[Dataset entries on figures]
——————————

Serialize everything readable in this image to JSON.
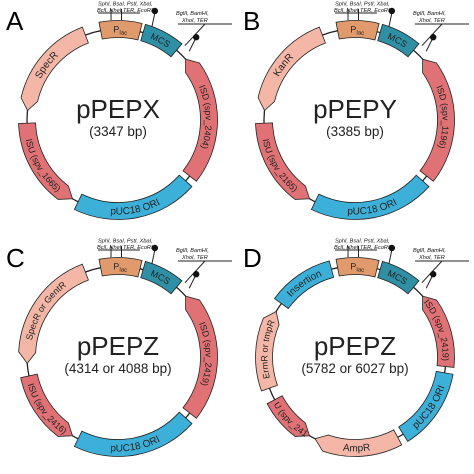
{
  "colors": {
    "pink": "#f4b6a6",
    "red": "#e07275",
    "orange": "#e09a6c",
    "teal": "#2e8fa5",
    "blue": "#3cb0d8",
    "outline": "#222222"
  },
  "sites_left": {
    "line1": "SphI, BsaI, PstI, XbaI,",
    "line2a": "BclI, NheI,",
    "line2b": "TER, EcoRI"
  },
  "sites_right": {
    "line1": "BglII, BamHI,",
    "line2": "XhoI, TER"
  },
  "panels": [
    {
      "letter": "A",
      "name": "pPEPX",
      "size": "(3347 bp)",
      "segments": [
        {
          "label": "P",
          "sub": "lac",
          "color": "orange"
        },
        {
          "label": "MCS",
          "color": "teal"
        },
        {
          "label": "ISD (spv_2404)",
          "color": "red"
        },
        {
          "label": "pUC18 ORI",
          "color": "blue"
        },
        {
          "label": "ISU (spv_1665)",
          "color": "red"
        },
        {
          "label": "SpecR",
          "color": "pink"
        }
      ]
    },
    {
      "letter": "B",
      "name": "pPEPY",
      "size": "(3385 bp)",
      "segments": [
        {
          "label": "P",
          "sub": "lac",
          "color": "orange"
        },
        {
          "label": "MCS",
          "color": "teal"
        },
        {
          "label": "ISD (spv_1196)",
          "color": "red"
        },
        {
          "label": "pUC18 ORI",
          "color": "blue"
        },
        {
          "label": "ISU (spv_2165)",
          "color": "red"
        },
        {
          "label": "KanR",
          "color": "pink"
        }
      ]
    },
    {
      "letter": "C",
      "name": "pPEPZ",
      "size": "(4314 or 4088 bp)",
      "segments": [
        {
          "label": "P",
          "sub": "lac",
          "color": "orange"
        },
        {
          "label": "MCS",
          "color": "teal"
        },
        {
          "label": "ISD (spv_2419)",
          "color": "red"
        },
        {
          "label": "pUC18 ORI",
          "color": "blue"
        },
        {
          "label": "ISU (spv_2416)",
          "color": "red"
        },
        {
          "label": "SpecR or GentR",
          "color": "pink"
        }
      ]
    },
    {
      "letter": "D",
      "name": "pPEPZ",
      "size": "(5782 or 6027 bp)",
      "segments": [
        {
          "label": "P",
          "sub": "lac",
          "color": "orange"
        },
        {
          "label": "MCS",
          "color": "teal"
        },
        {
          "label": "ISD (spv_2419)",
          "color": "red"
        },
        {
          "label": "pUC18 ORI",
          "color": "blue"
        },
        {
          "label": "AmpR",
          "color": "pink"
        },
        {
          "label": "ISU (spv_2416)",
          "color": "red"
        },
        {
          "label": "ErmR or tmpR",
          "color": "pink"
        },
        {
          "label": "Insertion",
          "color": "blue"
        }
      ]
    }
  ]
}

——————————

### [Problem]
From the entries above, copy every line containing the word "size".

### [Answer to this problem]
      "size": "(3347 bp)",
      "size": "(3385 bp)",
      "size": "(4314 or 4088 bp)",
      "size": "(5782 or 6027 bp)",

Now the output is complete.